=== Data for this task ===

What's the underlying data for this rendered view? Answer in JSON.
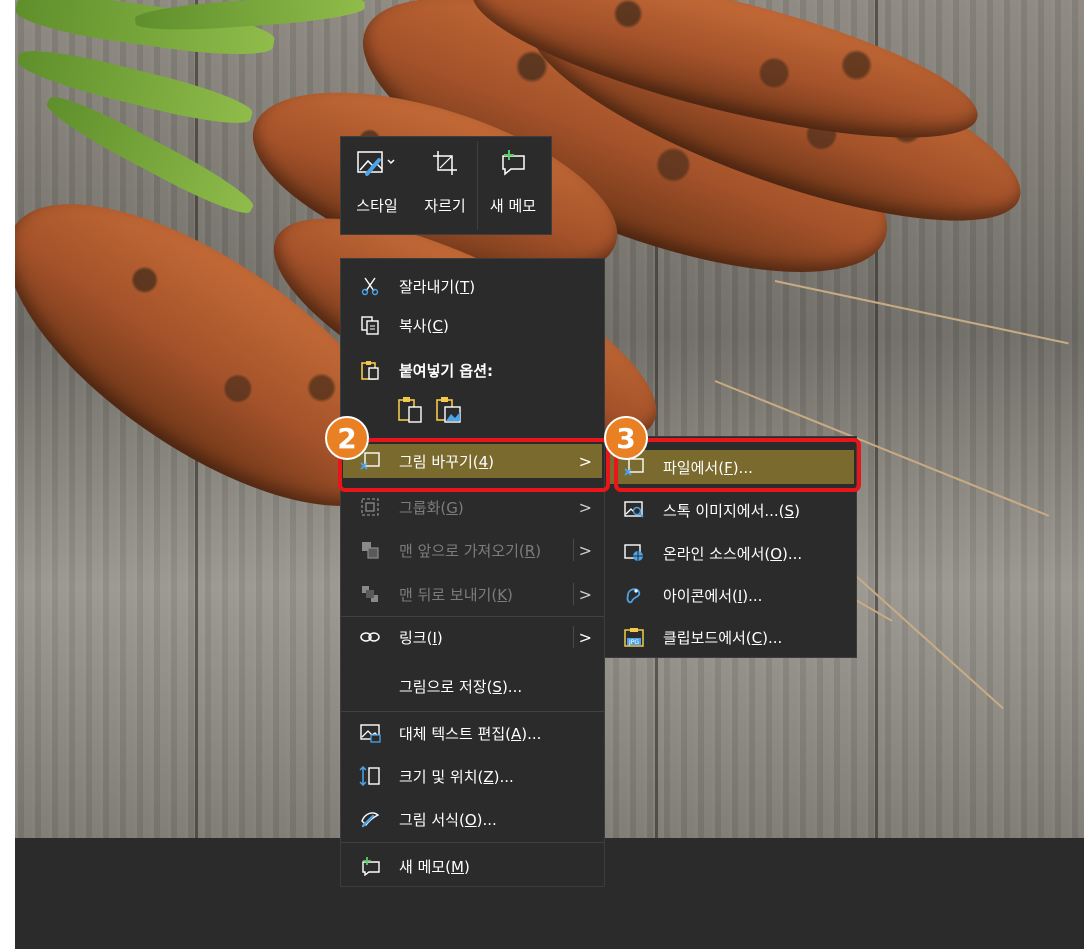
{
  "mini_toolbar": {
    "style": {
      "label": "스타일",
      "icon": "picture-style-icon"
    },
    "crop": {
      "label": "자르기",
      "icon": "crop-icon"
    },
    "new_comment": {
      "label": "새 메모",
      "icon": "new-comment-icon"
    }
  },
  "context_menu": {
    "cut": {
      "label": "잘라내기(",
      "key": "T",
      "tail": ")"
    },
    "copy": {
      "label": "복사(",
      "key": "C",
      "tail": ")"
    },
    "paste_options": {
      "label": "붙여넣기 옵션:"
    },
    "change_picture": {
      "label": "그림 바꾸기(",
      "key": "4",
      "tail": ")"
    },
    "group": {
      "label": "그룹화(",
      "key": "G",
      "tail": ")"
    },
    "bring_to_front": {
      "label": "맨 앞으로 가져오기(",
      "key": "R",
      "tail": ")"
    },
    "send_to_back": {
      "label": "맨 뒤로 보내기(",
      "key": "K",
      "tail": ")"
    },
    "link": {
      "label": "링크(",
      "key": "I",
      "tail": ")"
    },
    "save_as_picture": {
      "label": "그림으로 저장(",
      "key": "S",
      "tail": ")..."
    },
    "edit_alt_text": {
      "label": "대체 텍스트 편집(",
      "key": "A",
      "tail": ")..."
    },
    "size_position": {
      "label": "크기 및 위치(",
      "key": "Z",
      "tail": ")..."
    },
    "format_picture": {
      "label": "그림 서식(",
      "key": "O",
      "tail": ")..."
    },
    "new_comment": {
      "label": "새 메모(",
      "key": "M",
      "tail": ")"
    }
  },
  "sub_menu": {
    "from_file": {
      "label": "파일에서(",
      "key": "F",
      "tail": ")..."
    },
    "from_stock": {
      "label": "스톡 이미지에서...(",
      "key": "S",
      "tail": ")"
    },
    "from_online": {
      "label": "온라인 소스에서(",
      "key": "O",
      "tail": ")..."
    },
    "from_icons": {
      "label": "아이콘에서(",
      "key": "I",
      "tail": ")..."
    },
    "from_clipboard": {
      "label": "클립보드에서(",
      "key": "C",
      "tail": ")..."
    }
  },
  "badges": {
    "step2": "2",
    "step3": "3"
  },
  "arrow_glyph": ">",
  "colors": {
    "highlight": "#7a6a2e",
    "callout_border": "#e8151b",
    "badge": "#e98024",
    "menu_bg": "#2b2b2b"
  }
}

=== Exercise ===
Set down the material exactly, every line of it, except for the pictures.

=== Task response ===
What's the underlying data for this rendered view? Answer in JSON.
{
  "mini_toolbar": {
    "style": {
      "label": "스타일",
      "icon": "picture-style-icon"
    },
    "crop": {
      "label": "자르기",
      "icon": "crop-icon"
    },
    "new_comment": {
      "label": "새 메모",
      "icon": "new-comment-icon"
    }
  },
  "context_menu": {
    "cut": {
      "label": "잘라내기(",
      "key": "T",
      "tail": ")"
    },
    "copy": {
      "label": "복사(",
      "key": "C",
      "tail": ")"
    },
    "paste_options": {
      "label": "붙여넣기 옵션:"
    },
    "change_picture": {
      "label": "그림 바꾸기(",
      "key": "4",
      "tail": ")"
    },
    "group": {
      "label": "그룹화(",
      "key": "G",
      "tail": ")"
    },
    "bring_to_front": {
      "label": "맨 앞으로 가져오기(",
      "key": "R",
      "tail": ")"
    },
    "send_to_back": {
      "label": "맨 뒤로 보내기(",
      "key": "K",
      "tail": ")"
    },
    "link": {
      "label": "링크(",
      "key": "I",
      "tail": ")"
    },
    "save_as_picture": {
      "label": "그림으로 저장(",
      "key": "S",
      "tail": ")..."
    },
    "edit_alt_text": {
      "label": "대체 텍스트 편집(",
      "key": "A",
      "tail": ")..."
    },
    "size_position": {
      "label": "크기 및 위치(",
      "key": "Z",
      "tail": ")..."
    },
    "format_picture": {
      "label": "그림 서식(",
      "key": "O",
      "tail": ")..."
    },
    "new_comment": {
      "label": "새 메모(",
      "key": "M",
      "tail": ")"
    }
  },
  "sub_menu": {
    "from_file": {
      "label": "파일에서(",
      "key": "F",
      "tail": ")..."
    },
    "from_stock": {
      "label": "스톡 이미지에서...(",
      "key": "S",
      "tail": ")"
    },
    "from_online": {
      "label": "온라인 소스에서(",
      "key": "O",
      "tail": ")..."
    },
    "from_icons": {
      "label": "아이콘에서(",
      "key": "I",
      "tail": ")..."
    },
    "from_clipboard": {
      "label": "클립보드에서(",
      "key": "C",
      "tail": ")..."
    }
  },
  "badges": {
    "step2": "2",
    "step3": "3"
  },
  "arrow_glyph": ">",
  "colors": {
    "highlight": "#7a6a2e",
    "callout_border": "#e8151b",
    "badge": "#e98024",
    "menu_bg": "#2b2b2b"
  }
}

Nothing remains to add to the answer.